◆ WHAT TO WORK ON:
Copy each line that has the string "document" somewhere in it.

◆ EXERCISE MATERIAL:
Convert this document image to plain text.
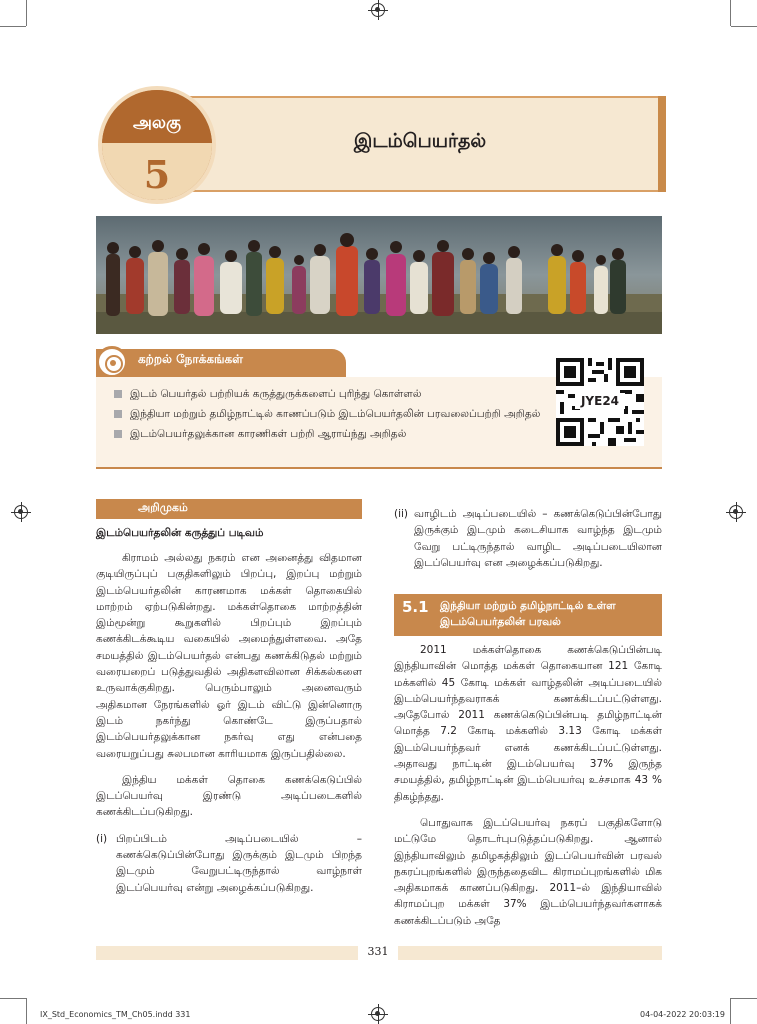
அலகு
5
இடம்பெயர்தல்
கற்றல் நோக்கங்கள்
இடம் பெயர்தல் பற்றியக் கருத்துருக்களைப் புரிந்து கொள்ளல்
இந்தியா மற்றும் தமிழ்நாட்டில் காணப்படும் இடம்பெயர்தலின் பரவலைப்பற்றி அறிதல்
இடம்பெயர்தலுக்கான காரணிகள் பற்றி ஆராய்ந்து அறிதல்
JYE24
அறிமுகம்
இடம்பெயர்தலின் கருத்துப் படிவம்

கிராமம் அல்லது நகரம் என அனைத்து விதமான குடியிருப்புப் பகுதிகளிலும் பிறப்பு, இறப்பு மற்றும் இடம்பெயர்தலின் காரணமாக மக்கள் தொகையில் மாற்றம் ஏற்படுகின்றது. மக்கள்தொகை மாற்றத்தின் இம்மூன்று கூறுகளில் பிறப்பும் இறப்பும் கணக்கிடக்கூடிய வகையில் அமைந்துள்ளவை. அதே சமயத்தில் இடம்பெயர்தல் என்பது கணக்கிடுதல் மற்றும் வரையறைப் படுத்துவதில் அதிகளவிலான சிக்கல்களை உருவாக்குகிறது. பெரும்பாலும் அனைவரும் அதிகமான நேரங்களில் ஓர் இடம் விட்டு இன்னொரு இடம் நகர்ந்து கொண்டே இருப்பதால் இடம்பெயர்தலுக்கான நகர்வு எது என்பதை வரையறுப்பது சுலபமான காரியமாக இருப்பதில்லை.

இந்திய மக்கள் தொகை கணக்கெடுப்பில் இடப்பெயர்வு இரண்டு அடிப்படைகளில் கணக்கிடப்படுகிறது.

(i) பிறப்பிடம் அடிப்படையில் – கணக்கெடுப்பின்போது இருக்கும் இடமும் பிறந்த இடமும் வேறுபட்டிருந்தால் வாழ்நாள் இடப்பெயர்வு என்று அழைக்கப்படுகிறது.
(ii) வாழிடம் அடிப்படையில் – கணக்கெடுப்பின்போது இருக்கும் இடமும் கடைசியாக வாழ்ந்த இடமும் வேறு பட்டிருந்தால் வாழிட அடிப்படையிலான இடப்பெயர்வு என அழைக்கப்படுகிறது.
5.1 இந்தியா மற்றும் தமிழ்நாட்டில் உள்ள இடம்பெயர்தலின் பரவல்

2011 மக்கள்தொகை கணக்கெடுப்பின்படி இந்தியாவின் மொத்த மக்கள் தொகையான 121 கோடி மக்களில் 45 கோடி மக்கள் வாழ்தலின் அடிப்படையில் இடம்பெயர்ந்தவராகக் கணக்கிடப்பட்டுள்ளது. அதேபோல் 2011 கணக்கெடுப்பின்படி தமிழ்நாட்டின் மொத்த 7.2 கோடி மக்களில் 3.13 கோடி மக்கள் இடம்பெயர்ந்தவர் எனக் கணக்கிடப்பட்டுள்ளது. அதாவது நாட்டின் இடம்பெயர்வு 37% இருந்த சமயத்தில், தமிழ்நாட்டின் இடம்பெயர்வு உச்சமாக 43 % திகழ்ந்தது.

பொதுவாக இடப்பெயர்வு நகரப் பகுதிகளோடு மட்டுமே தொடர்புபடுத்தப்படுகிறது. ஆனால் இந்தியாவிலும் தமிழகத்திலும் இடப்பெயர்வின் பரவல் நகரப்புறங்களில் இருந்ததைவிட கிராமப்புறங்களில் மிக அதிகமாகக் காணப்படுகிறது. 2011–ல் இந்தியாவில் கிராமப்புற மக்கள் 37% இடம்பெயர்ந்தவர்களாகக் கணக்கிடப்படும் அதே

331
IX_Std_Economics_TM_Ch05.indd 331	04-04-2022 20:03:19
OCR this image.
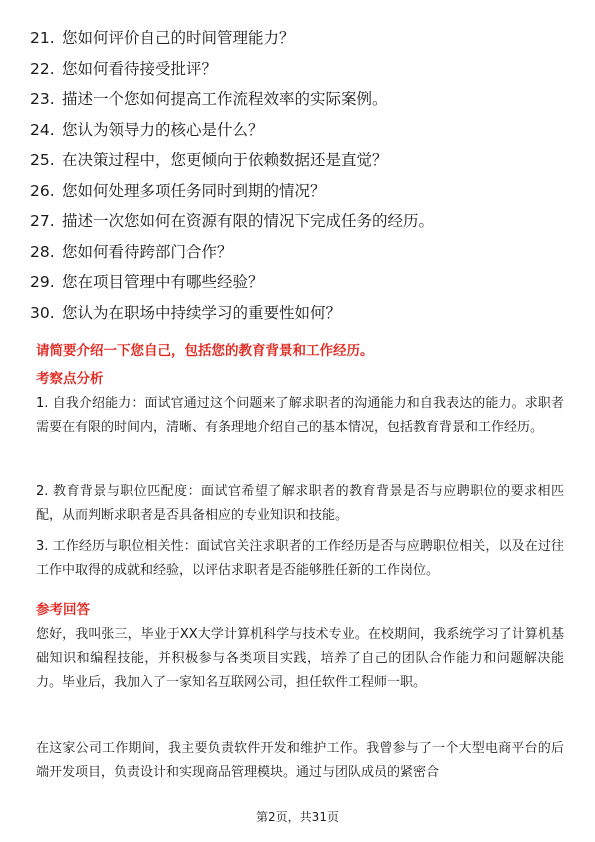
21. 您如何评价自己的时间管理能力？
22. 您如何看待接受批评？
23. 描述一个您如何提高工作流程效率的实际案例。
24. 您认为领导力的核心是什么？
25. 在决策过程中，您更倾向于依赖数据还是直觉？
26. 您如何处理多项任务同时到期的情况？
27. 描述一次您如何在资源有限的情况下完成任务的经历。
28. 您如何看待跨部门合作？
29. 您在项目管理中有哪些经验？
30. 您认为在职场中持续学习的重要性如何？
请简要介绍一下您自己，包括您的教育背景和工作经历。
考察点分析
1. 自我介绍能力：面试官通过这个问题来了解求职者的沟通能力和自我表达的能力。求职者需要在有限的时间内，清晰、有条理地介绍自己的基本情况，包括教育背景和工作经历。
2. 教育背景与职位匹配度：面试官希望了解求职者的教育背景是否与应聘职位的要求相匹配，从而判断求职者是否具备相应的专业知识和技能。
3. 工作经历与职位相关性：面试官关注求职者的工作经历是否与应聘职位相关，以及在过往工作中取得的成就和经验，以评估求职者是否能够胜任新的工作岗位。
参考回答
您好，我叫张三，毕业于XX大学计算机科学与技术专业。在校期间，我系统学习了计算机基础知识和编程技能，并积极参与各类项目实践，培养了自己的团队合作能力和问题解决能力。毕业后，我加入了一家知名互联网公司，担任软件工程师一职。
在这家公司工作期间，我主要负责软件开发和维护工作。我曾参与了一个大型电商平台的后端开发项目，负责设计和实现商品管理模块。通过与团队成员的紧密合
第2页，共31页
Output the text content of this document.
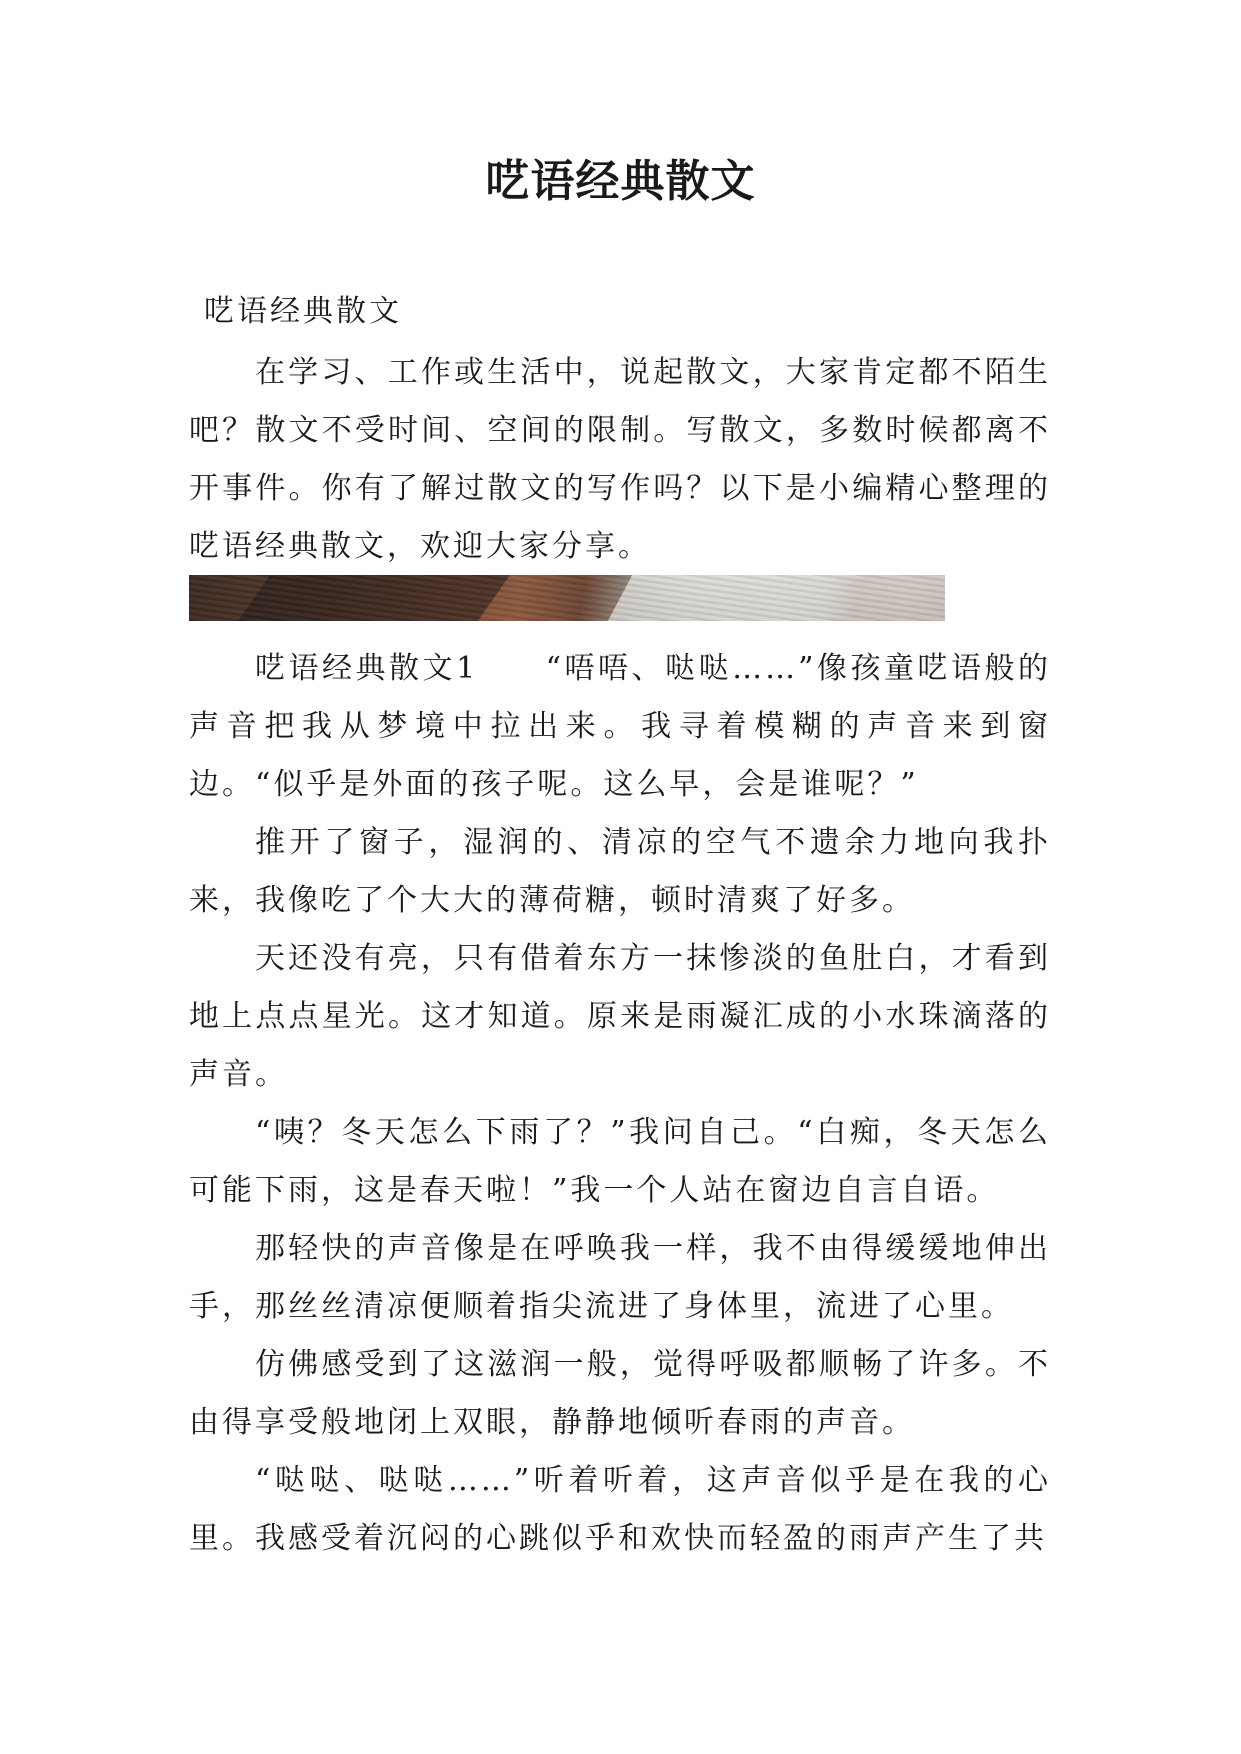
呓语经典散文
呓语经典散文

在学习、工作或生活中，说起散文，大家肯定都不陌生吧？散文不受时间、空间的限制。写散文，多数时候都离不开事件。你有了解过散文的写作吗？以下是小编精心整理的呓语经典散文，欢迎大家分享。

呓语经典散文1　　“唔唔、哒哒……”像孩童呓语般的声音把我从梦境中拉出来。我寻着模糊的声音来到窗边。“似乎是外面的孩子呢。这么早，会是谁呢？”

推开了窗子，湿润的、清凉的空气不遗余力地向我扑来，我像吃了个大大的薄荷糖，顿时清爽了好多。

天还没有亮，只有借着东方一抹惨淡的鱼肚白，才看到地上点点星光。这才知道。原来是雨凝汇成的小水珠滴落的声音。

“咦？冬天怎么下雨了？”我问自己。“白痴，冬天怎么可能下雨，这是春天啦！”我一个人站在窗边自言自语。

那轻快的声音像是在呼唤我一样，我不由得缓缓地伸出手，那丝丝清凉便顺着指尖流进了身体里，流进了心里。

仿佛感受到了这滋润一般，觉得呼吸都顺畅了许多。不由得享受般地闭上双眼，静静地倾听春雨的声音。

“哒哒、哒哒……”听着听着，这声音似乎是在我的心里。我感受着沉闷的心跳似乎和欢快而轻盈的雨声产生了共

◆ FULL RESPONSE:
Convert this document image to plain text.
Output the text content of this document.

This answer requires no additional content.